◆ **Task objective**: Every line containing the word "text" needs to be found and copied.

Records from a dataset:
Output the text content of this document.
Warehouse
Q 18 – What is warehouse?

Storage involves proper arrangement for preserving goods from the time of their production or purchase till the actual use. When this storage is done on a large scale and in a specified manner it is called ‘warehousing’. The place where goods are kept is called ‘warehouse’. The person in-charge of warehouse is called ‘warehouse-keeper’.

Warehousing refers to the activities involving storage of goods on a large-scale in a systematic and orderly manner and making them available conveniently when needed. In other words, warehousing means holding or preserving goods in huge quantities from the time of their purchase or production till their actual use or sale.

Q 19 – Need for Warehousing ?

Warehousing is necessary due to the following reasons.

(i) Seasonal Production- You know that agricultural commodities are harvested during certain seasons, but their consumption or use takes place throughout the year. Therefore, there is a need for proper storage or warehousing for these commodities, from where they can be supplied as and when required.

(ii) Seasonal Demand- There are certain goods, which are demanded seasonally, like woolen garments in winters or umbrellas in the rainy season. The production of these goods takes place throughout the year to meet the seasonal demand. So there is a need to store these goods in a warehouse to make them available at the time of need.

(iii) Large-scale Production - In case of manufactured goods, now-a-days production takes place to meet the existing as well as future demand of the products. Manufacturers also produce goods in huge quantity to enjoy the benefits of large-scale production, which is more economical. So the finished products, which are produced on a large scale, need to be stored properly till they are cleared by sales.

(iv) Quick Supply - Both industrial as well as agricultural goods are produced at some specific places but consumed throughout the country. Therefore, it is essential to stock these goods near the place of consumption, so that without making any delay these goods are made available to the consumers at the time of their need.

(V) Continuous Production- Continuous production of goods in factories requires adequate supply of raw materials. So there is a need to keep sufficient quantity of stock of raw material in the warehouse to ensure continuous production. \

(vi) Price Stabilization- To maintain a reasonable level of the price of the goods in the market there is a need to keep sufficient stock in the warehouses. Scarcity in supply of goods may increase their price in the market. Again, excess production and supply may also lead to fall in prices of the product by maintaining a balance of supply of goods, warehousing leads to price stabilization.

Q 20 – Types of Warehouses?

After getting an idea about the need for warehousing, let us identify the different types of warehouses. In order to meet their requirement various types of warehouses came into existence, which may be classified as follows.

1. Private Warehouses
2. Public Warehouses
--
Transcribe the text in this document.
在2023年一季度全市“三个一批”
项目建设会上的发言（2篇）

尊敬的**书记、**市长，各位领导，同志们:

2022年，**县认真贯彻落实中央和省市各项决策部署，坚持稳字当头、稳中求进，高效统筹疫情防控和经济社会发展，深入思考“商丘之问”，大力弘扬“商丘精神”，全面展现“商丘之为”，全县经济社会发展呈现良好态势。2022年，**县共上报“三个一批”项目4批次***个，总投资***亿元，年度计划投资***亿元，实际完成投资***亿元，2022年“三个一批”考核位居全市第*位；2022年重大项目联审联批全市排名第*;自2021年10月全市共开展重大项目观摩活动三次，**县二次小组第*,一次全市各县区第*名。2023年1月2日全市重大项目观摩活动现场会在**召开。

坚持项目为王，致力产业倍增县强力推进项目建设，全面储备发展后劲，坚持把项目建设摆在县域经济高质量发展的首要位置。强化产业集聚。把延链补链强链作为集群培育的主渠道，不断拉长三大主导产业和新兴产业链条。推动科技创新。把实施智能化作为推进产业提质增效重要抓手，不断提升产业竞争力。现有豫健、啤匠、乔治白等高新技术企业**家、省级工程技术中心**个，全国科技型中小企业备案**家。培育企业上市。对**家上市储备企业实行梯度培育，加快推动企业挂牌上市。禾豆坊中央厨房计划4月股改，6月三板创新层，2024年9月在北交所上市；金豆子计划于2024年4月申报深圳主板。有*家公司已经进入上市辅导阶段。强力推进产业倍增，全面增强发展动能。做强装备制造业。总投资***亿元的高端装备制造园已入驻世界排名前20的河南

◆ **Worked solution**:
Output the text content of this document.
Transcribe the text in this document.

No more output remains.